● PROBLEM DESCRIPTION:
Go through the entries one line at a time, and gather every line that has the word "puede".

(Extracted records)
========================================================================
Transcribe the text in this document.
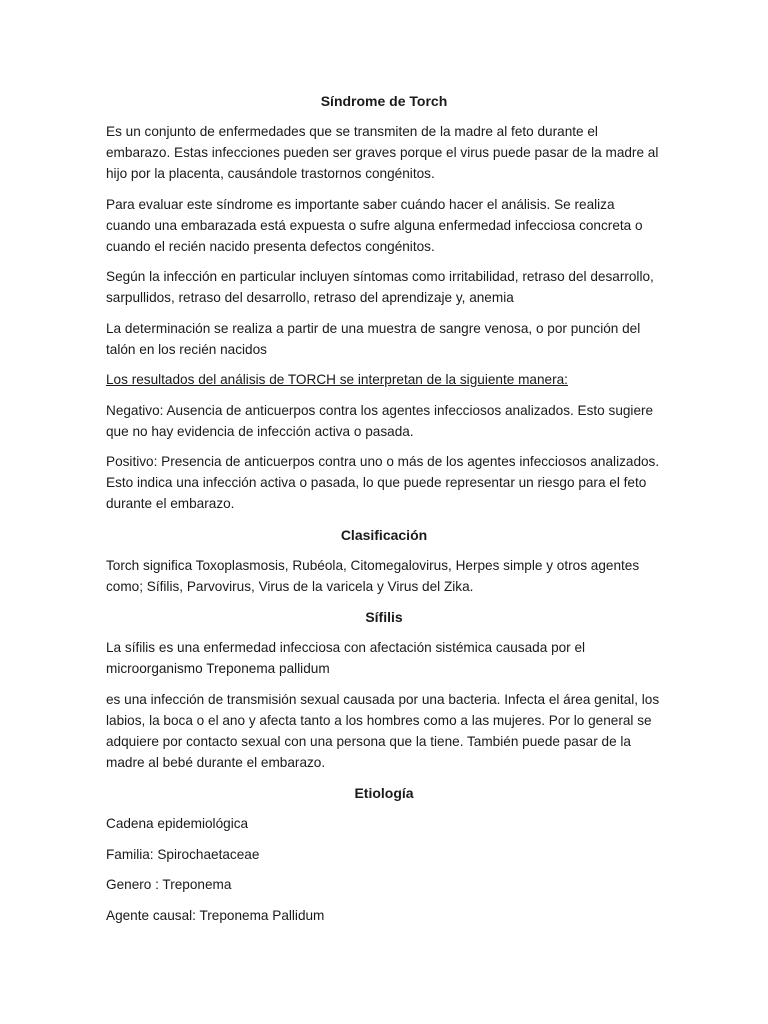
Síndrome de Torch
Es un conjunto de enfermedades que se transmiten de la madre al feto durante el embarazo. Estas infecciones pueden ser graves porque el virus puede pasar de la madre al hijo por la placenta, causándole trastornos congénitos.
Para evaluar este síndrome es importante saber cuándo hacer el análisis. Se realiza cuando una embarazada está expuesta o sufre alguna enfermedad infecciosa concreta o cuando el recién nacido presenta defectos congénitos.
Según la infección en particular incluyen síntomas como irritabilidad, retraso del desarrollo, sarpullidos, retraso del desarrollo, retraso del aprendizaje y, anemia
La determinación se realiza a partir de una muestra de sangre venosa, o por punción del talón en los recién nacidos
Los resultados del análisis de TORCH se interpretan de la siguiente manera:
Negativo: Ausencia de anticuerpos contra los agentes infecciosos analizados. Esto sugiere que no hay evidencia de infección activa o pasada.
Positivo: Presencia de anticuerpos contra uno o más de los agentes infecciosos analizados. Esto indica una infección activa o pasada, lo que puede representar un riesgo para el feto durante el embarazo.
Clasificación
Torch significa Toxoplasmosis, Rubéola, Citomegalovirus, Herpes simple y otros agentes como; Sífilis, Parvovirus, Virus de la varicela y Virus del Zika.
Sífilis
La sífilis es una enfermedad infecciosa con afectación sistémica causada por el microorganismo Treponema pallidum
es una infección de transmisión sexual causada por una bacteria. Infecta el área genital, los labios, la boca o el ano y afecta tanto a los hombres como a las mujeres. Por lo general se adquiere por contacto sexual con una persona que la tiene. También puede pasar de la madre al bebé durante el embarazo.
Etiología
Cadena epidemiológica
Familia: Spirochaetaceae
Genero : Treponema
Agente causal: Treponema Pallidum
========================================================================
● RESPONSE AREA:
Es un conjunto de enfermedades que se transmiten de la madre al feto durante el embarazo. Estas infecciones pueden ser graves porque el virus puede pasar de la madre al hijo por la placenta, causándole trastornos congénitos.
Positivo: Presencia de anticuerpos contra uno o más de los agentes infecciosos analizados. Esto indica una infección activa o pasada, lo que puede representar un riesgo para el feto durante el embarazo.
es una infección de transmisión sexual causada por una bacteria. Infecta el área genital, los labios, la boca o el ano y afecta tanto a los hombres como a las mujeres. Por lo general se adquiere por contacto sexual con una persona que la tiene. También puede pasar de la madre al bebé durante el embarazo.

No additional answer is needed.